[Dataset items]

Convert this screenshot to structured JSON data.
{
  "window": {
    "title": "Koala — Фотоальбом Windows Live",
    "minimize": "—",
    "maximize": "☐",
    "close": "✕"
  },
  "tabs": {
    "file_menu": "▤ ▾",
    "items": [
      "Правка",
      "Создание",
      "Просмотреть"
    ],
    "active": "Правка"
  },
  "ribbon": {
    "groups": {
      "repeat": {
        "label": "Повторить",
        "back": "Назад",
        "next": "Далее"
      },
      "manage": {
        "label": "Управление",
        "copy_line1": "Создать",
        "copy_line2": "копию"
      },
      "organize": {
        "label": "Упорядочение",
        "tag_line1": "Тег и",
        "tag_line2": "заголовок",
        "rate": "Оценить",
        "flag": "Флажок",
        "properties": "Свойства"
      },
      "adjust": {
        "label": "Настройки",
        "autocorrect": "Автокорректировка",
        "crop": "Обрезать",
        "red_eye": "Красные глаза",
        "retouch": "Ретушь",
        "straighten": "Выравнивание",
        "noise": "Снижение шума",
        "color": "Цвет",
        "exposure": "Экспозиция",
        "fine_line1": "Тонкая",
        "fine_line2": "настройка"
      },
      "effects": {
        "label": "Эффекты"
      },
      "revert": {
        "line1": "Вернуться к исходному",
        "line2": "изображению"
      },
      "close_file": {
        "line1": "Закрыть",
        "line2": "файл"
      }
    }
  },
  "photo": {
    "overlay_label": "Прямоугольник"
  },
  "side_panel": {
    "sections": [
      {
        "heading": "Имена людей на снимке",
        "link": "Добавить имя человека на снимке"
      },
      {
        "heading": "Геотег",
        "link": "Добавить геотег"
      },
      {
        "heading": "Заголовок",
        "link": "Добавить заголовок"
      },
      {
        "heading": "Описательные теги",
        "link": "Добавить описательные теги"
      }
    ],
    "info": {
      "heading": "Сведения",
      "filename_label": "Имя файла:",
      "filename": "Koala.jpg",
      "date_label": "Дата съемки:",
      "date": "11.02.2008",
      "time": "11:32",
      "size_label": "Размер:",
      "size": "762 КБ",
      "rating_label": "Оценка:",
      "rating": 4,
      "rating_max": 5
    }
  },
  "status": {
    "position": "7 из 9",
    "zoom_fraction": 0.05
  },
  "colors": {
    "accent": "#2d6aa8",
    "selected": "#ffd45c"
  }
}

== What you are asked to do ==
Repeat every entry word for word.

== Written reply ==
Convert this screenshot to structured JSON data.
{
  "window": {
    "title": "Koala — Фотоальбом Windows Live",
    "minimize": "—",
    "maximize": "☐",
    "close": "✕"
  },
  "tabs": {
    "file_menu": "▤ ▾",
    "items": [
      "Правка",
      "Создание",
      "Просмотреть"
    ],
    "active": "Правка"
  },
  "ribbon": {
    "groups": {
      "repeat": {
        "label": "Повторить",
        "back": "Назад",
        "next": "Далее"
      },
      "manage": {
        "label": "Управление",
        "copy_line1": "Создать",
        "copy_line2": "копию"
      },
      "organize": {
        "label": "Упорядочение",
        "tag_line1": "Тег и",
        "tag_line2": "заголовок",
        "rate": "Оценить",
        "flag": "Флажок",
        "properties": "Свойства"
      },
      "adjust": {
        "label": "Настройки",
        "autocorrect": "Автокорректировка",
        "crop": "Обрезать",
        "red_eye": "Красные глаза",
        "retouch": "Ретушь",
        "straighten": "Выравнивание",
        "noise": "Снижение шума",
        "color": "Цвет",
        "exposure": "Экспозиция",
        "fine_line1": "Тонкая",
        "fine_line2": "настройка"
      },
      "effects": {
        "label": "Эффекты"
      },
      "revert": {
        "line1": "Вернуться к исходному",
        "line2": "изображению"
      },
      "close_file": {
        "line1": "Закрыть",
        "line2": "файл"
      }
    }
  },
  "photo": {
    "overlay_label": "Прямоугольник"
  },
  "side_panel": {
    "sections": [
      {
        "heading": "Имена людей на снимке",
        "link": "Добавить имя человека на снимке"
      },
      {
        "heading": "Геотег",
        "link": "Добавить геотег"
      },
      {
        "heading": "Заголовок",
        "link": "Добавить заголовок"
      },
      {
        "heading": "Описательные теги",
        "link": "Добавить описательные теги"
      }
    ],
    "info": {
      "heading": "Сведения",
      "filename_label": "Имя файла:",
      "filename": "Koala.jpg",
      "date_label": "Дата съемки:",
      "date": "11.02.2008",
      "time": "11:32",
      "size_label": "Размер:",
      "size": "762 КБ",
      "rating_label": "Оценка:",
      "rating": 4,
      "rating_max": 5
    }
  },
  "status": {
    "position": "7 из 9",
    "zoom_fraction": 0.05
  },
  "colors": {
    "accent": "#2d6aa8",
    "selected": "#ffd45c"
  }
}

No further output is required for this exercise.